## WORK REQUIRED
Each record that follows should be repeated exactly, minus any images.

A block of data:

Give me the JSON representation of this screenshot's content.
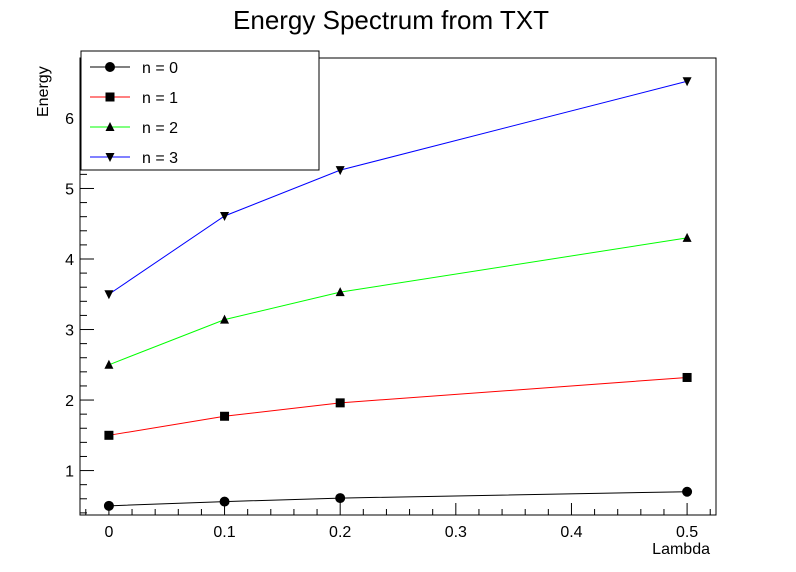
{
  "chart_data": {
    "type": "line",
    "title": "Energy Spectrum from TXT",
    "xlabel": "Lambda",
    "ylabel": "Energy",
    "xlim": [
      -0.025,
      0.525
    ],
    "ylim": [
      0.37,
      6.85
    ],
    "xticks": [
      "0",
      "0.1",
      "0.2",
      "0.3",
      "0.4",
      "0.5"
    ],
    "yticks": [
      "1",
      "2",
      "3",
      "4",
      "5",
      "6"
    ],
    "grid": false,
    "legend_position": "top-left",
    "x": [
      0,
      0.1,
      0.2,
      0.5
    ],
    "series": [
      {
        "name": "n = 0",
        "color": "#000000",
        "marker": "circle",
        "values": [
          0.5,
          0.56,
          0.61,
          0.7
        ]
      },
      {
        "name": "n = 1",
        "color": "#ff0000",
        "marker": "square",
        "values": [
          1.5,
          1.77,
          1.96,
          2.32
        ]
      },
      {
        "name": "n = 2",
        "color": "#00ff00",
        "marker": "triangle-up",
        "values": [
          2.5,
          3.14,
          3.53,
          4.3
        ]
      },
      {
        "name": "n = 3",
        "color": "#0000ff",
        "marker": "triangle-down",
        "values": [
          3.5,
          4.61,
          5.26,
          6.52
        ]
      }
    ]
  }
}
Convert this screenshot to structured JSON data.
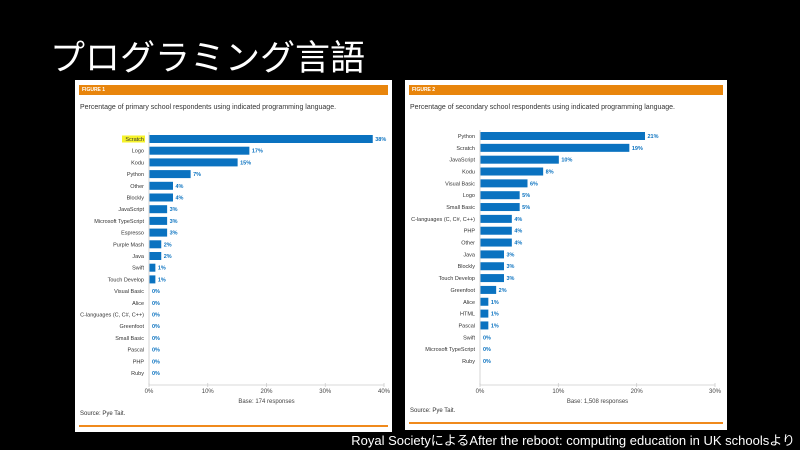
{
  "slide": {
    "title": "プログラミング言語",
    "caption": "Royal SocietyによるAfter the reboot: computing education in UK schoolsより"
  },
  "colors": {
    "bar": "#0a72c0",
    "orange": "#e8850c",
    "highlight": "#f5f22a",
    "label": "#0a72c0"
  },
  "chart_data": [
    {
      "type": "bar",
      "orientation": "horizontal",
      "figure_label": "FIGURE 1",
      "title": "Percentage of primary school respondents using indicated programming language.",
      "xlabel": "Base: 174 responses",
      "source": "Source: Pye Tait.",
      "xlim": [
        0,
        40
      ],
      "ticks": [
        "0%",
        "10%",
        "20%",
        "30%",
        "40%"
      ],
      "highlighted": "Scratch",
      "categories": [
        "Scratch",
        "Logo",
        "Kodu",
        "Python",
        "Other",
        "Blockly",
        "JavaScript",
        "Microsoft TypeScript",
        "Espresso",
        "Purple Mash",
        "Java",
        "Swift",
        "Touch Develop",
        "Visual Basic",
        "Alice",
        "C-languages (C, C#, C++)",
        "Greenfoot",
        "Small Basic",
        "Pascal",
        "PHP",
        "Ruby"
      ],
      "values": [
        38,
        17,
        15,
        7,
        4,
        4,
        3,
        3,
        3,
        2,
        2,
        1,
        1,
        0,
        0,
        0,
        0,
        0,
        0,
        0,
        0
      ]
    },
    {
      "type": "bar",
      "orientation": "horizontal",
      "figure_label": "FIGURE 2",
      "title": "Percentage of secondary school respondents using indicated programming language.",
      "xlabel": "Base: 1,508 responses",
      "source": "Source: Pye Tait.",
      "xlim": [
        0,
        30
      ],
      "ticks": [
        "0%",
        "10%",
        "20%",
        "30%"
      ],
      "categories": [
        "Python",
        "Scratch",
        "JavaScript",
        "Kodu",
        "Visual Basic",
        "Logo",
        "Small Basic",
        "C-languages (C, C#, C++)",
        "PHP",
        "Other",
        "Java",
        "Blockly",
        "Touch Develop",
        "Greenfoot",
        "Alice",
        "HTML",
        "Pascal",
        "Swift",
        "Microsoft TypeScript",
        "Ruby"
      ],
      "values": [
        21,
        19,
        10,
        8,
        6,
        5,
        5,
        4,
        4,
        4,
        3,
        3,
        3,
        2,
        1,
        1,
        1,
        0,
        0,
        0
      ]
    }
  ]
}
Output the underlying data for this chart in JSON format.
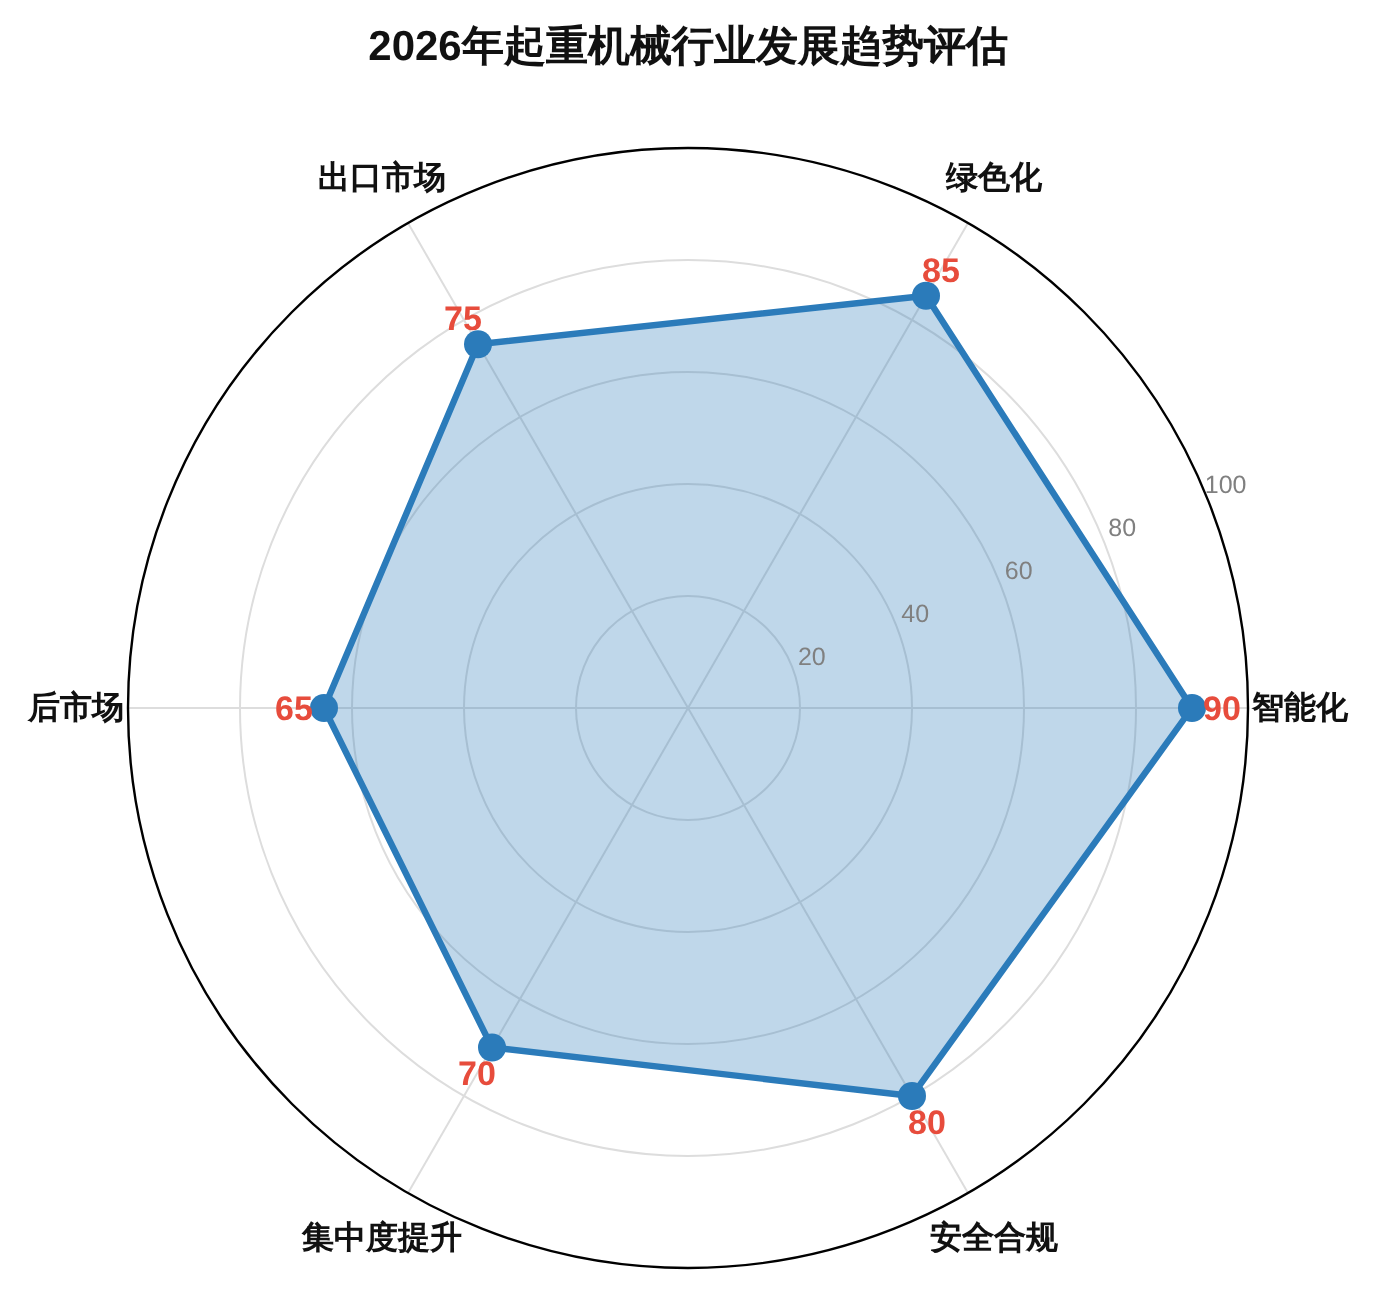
{
  "chart_data": {
    "type": "radar",
    "title": "2026年起重机械行业发展趋势评估",
    "categories": [
      "绿色化",
      "智能化",
      "安全合规",
      "集中度提升",
      "后市场",
      "出口市场"
    ],
    "series": [
      {
        "color": "#2b7bba",
        "values": [
          85,
          90,
          80,
          70,
          65,
          75
        ]
      }
    ],
    "ylim": [
      0,
      100
    ],
    "yticks": [
      20,
      40,
      60,
      80,
      100
    ],
    "grid": true,
    "marker": "circle",
    "data_labels": true
  }
}
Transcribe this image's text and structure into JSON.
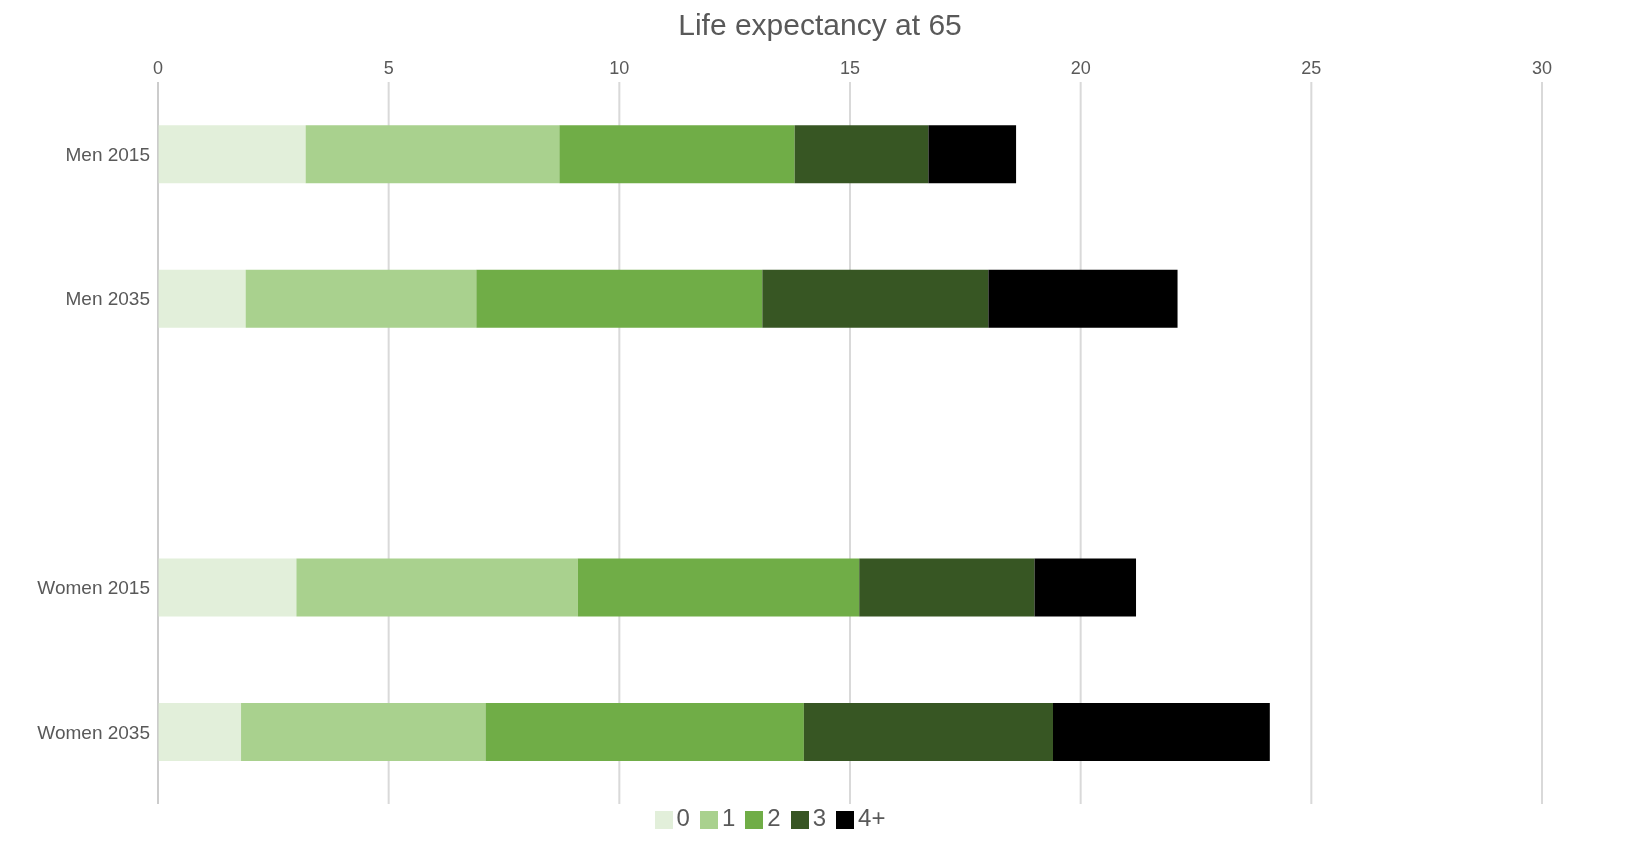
{
  "chart_data": {
    "type": "bar",
    "title": "Life expectancy at 65",
    "orientation": "horizontal",
    "stacked": true,
    "categories": [
      "Men 2015",
      "Men 2035",
      null,
      "Women 2015",
      "Women 2035"
    ],
    "series": [
      {
        "name": "0",
        "color": "#e2efda",
        "values": [
          3.2,
          1.9,
          null,
          3.0,
          1.8
        ]
      },
      {
        "name": "1",
        "color": "#a9d18e",
        "values": [
          5.5,
          5.0,
          null,
          6.1,
          5.3
        ]
      },
      {
        "name": "2",
        "color": "#70ad47",
        "values": [
          5.1,
          6.2,
          null,
          6.1,
          6.9
        ]
      },
      {
        "name": "3",
        "color": "#375623",
        "values": [
          2.9,
          4.9,
          null,
          3.8,
          5.4
        ]
      },
      {
        "name": "4+",
        "color": "#000000",
        "values": [
          1.9,
          4.1,
          null,
          2.2,
          4.7
        ]
      }
    ],
    "xlim": [
      0,
      30
    ],
    "xticks": [
      0,
      5,
      10,
      15,
      20,
      25,
      30
    ],
    "grid": "x",
    "legend": "bottom"
  }
}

## SOLUTION FOR THIS EXERCISE
Give me the JSON representation of this screenshot's content.
{
  "chart_data": {
    "type": "line",
    "title": "Energy Spectrum from TXT",
    "xlabel": "Lambda",
    "ylabel": "Energy",
    "xlim": [
      -0.025,
      0.525
    ],
    "ylim": [
      0.37,
      6.85
    ],
    "xticks": [
      "0",
      "0.1",
      "0.2",
      "0.3",
      "0.4",
      "0.5"
    ],
    "yticks": [
      "1",
      "2",
      "3",
      "4",
      "5",
      "6"
    ],
    "grid": false,
    "legend_position": "top-left",
    "x": [
      0,
      0.1,
      0.2,
      0.5
    ],
    "series": [
      {
        "name": "n = 0",
        "color": "#000000",
        "marker": "circle",
        "values": [
          0.5,
          0.56,
          0.61,
          0.7
        ]
      },
      {
        "name": "n = 1",
        "color": "#ff0000",
        "marker": "square",
        "values": [
          1.5,
          1.77,
          1.96,
          2.32
        ]
      },
      {
        "name": "n = 2",
        "color": "#00ff00",
        "marker": "triangle-up",
        "values": [
          2.5,
          3.14,
          3.53,
          4.3
        ]
      },
      {
        "name": "n = 3",
        "color": "#0000ff",
        "marker": "triangle-down",
        "values": [
          3.5,
          4.61,
          5.26,
          6.52
        ]
      }
    ]
  }
}
Convert this screenshot to structured JSON data.
{
  "slide": {
    "title": "プログラミング言語",
    "caption": "Royal SocietyによるAfter the reboot: computing education in UK schoolsより"
  },
  "colors": {
    "bar": "#0a72c0",
    "orange": "#e8850c",
    "highlight": "#f5f22a",
    "label": "#0a72c0"
  },
  "chart_data": [
    {
      "type": "bar",
      "orientation": "horizontal",
      "figure_label": "FIGURE 1",
      "title": "Percentage of primary school respondents using indicated programming language.",
      "xlabel": "Base: 174 responses",
      "source": "Source: Pye Tait.",
      "xlim": [
        0,
        40
      ],
      "ticks": [
        "0%",
        "10%",
        "20%",
        "30%",
        "40%"
      ],
      "highlighted": "Scratch",
      "categories": [
        "Scratch",
        "Logo",
        "Kodu",
        "Python",
        "Other",
        "Blockly",
        "JavaScript",
        "Microsoft TypeScript",
        "Espresso",
        "Purple Mash",
        "Java",
        "Swift",
        "Touch Develop",
        "Visual Basic",
        "Alice",
        "C-languages (C, C#, C++)",
        "Greenfoot",
        "Small Basic",
        "Pascal",
        "PHP",
        "Ruby"
      ],
      "values": [
        38,
        17,
        15,
        7,
        4,
        4,
        3,
        3,
        3,
        2,
        2,
        1,
        1,
        0,
        0,
        0,
        0,
        0,
        0,
        0,
        0
      ]
    },
    {
      "type": "bar",
      "orientation": "horizontal",
      "figure_label": "FIGURE 2",
      "title": "Percentage of secondary school respondents using indicated programming language.",
      "xlabel": "Base: 1,508 responses",
      "source": "Source: Pye Tait.",
      "xlim": [
        0,
        30
      ],
      "ticks": [
        "0%",
        "10%",
        "20%",
        "30%"
      ],
      "categories": [
        "Python",
        "Scratch",
        "JavaScript",
        "Kodu",
        "Visual Basic",
        "Logo",
        "Small Basic",
        "C-languages (C, C#, C++)",
        "PHP",
        "Other",
        "Java",
        "Blockly",
        "Touch Develop",
        "Greenfoot",
        "Alice",
        "HTML",
        "Pascal",
        "Swift",
        "Microsoft TypeScript",
        "Ruby"
      ],
      "values": [
        21,
        19,
        10,
        8,
        6,
        5,
        5,
        4,
        4,
        4,
        3,
        3,
        3,
        2,
        1,
        1,
        1,
        0,
        0,
        0
      ]
    }
  ]
}
Output the underlying data for this chart in JSON format.
{
  "chart_data": {
    "type": "radar",
    "title": "2026年起重机械行业发展趋势评估",
    "categories": [
      "绿色化",
      "智能化",
      "安全合规",
      "集中度提升",
      "后市场",
      "出口市场"
    ],
    "series": [
      {
        "color": "#2b7bba",
        "values": [
          85,
          90,
          80,
          70,
          65,
          75
        ]
      }
    ],
    "ylim": [
      0,
      100
    ],
    "yticks": [
      20,
      40,
      60,
      80,
      100
    ],
    "grid": true,
    "marker": "circle",
    "data_labels": true
  }
}
Transcribe this image's text and structure into JSON.
{
  "chart_data": {
    "type": "bar",
    "title": "Life expectancy at 65",
    "orientation": "horizontal",
    "stacked": true,
    "categories": [
      "Men 2015",
      "Men 2035",
      null,
      "Women 2015",
      "Women 2035"
    ],
    "series": [
      {
        "name": "0",
        "color": "#e2efda",
        "values": [
          3.2,
          1.9,
          null,
          3.0,
          1.8
        ]
      },
      {
        "name": "1",
        "color": "#a9d18e",
        "values": [
          5.5,
          5.0,
          null,
          6.1,
          5.3
        ]
      },
      {
        "name": "2",
        "color": "#70ad47",
        "values": [
          5.1,
          6.2,
          null,
          6.1,
          6.9
        ]
      },
      {
        "name": "3",
        "color": "#375623",
        "values": [
          2.9,
          4.9,
          null,
          3.8,
          5.4
        ]
      },
      {
        "name": "4+",
        "color": "#000000",
        "values": [
          1.9,
          4.1,
          null,
          2.2,
          4.7
        ]
      }
    ],
    "xlim": [
      0,
      30
    ],
    "xticks": [
      0,
      5,
      10,
      15,
      20,
      25,
      30
    ],
    "grid": "x",
    "legend": "bottom"
  }
}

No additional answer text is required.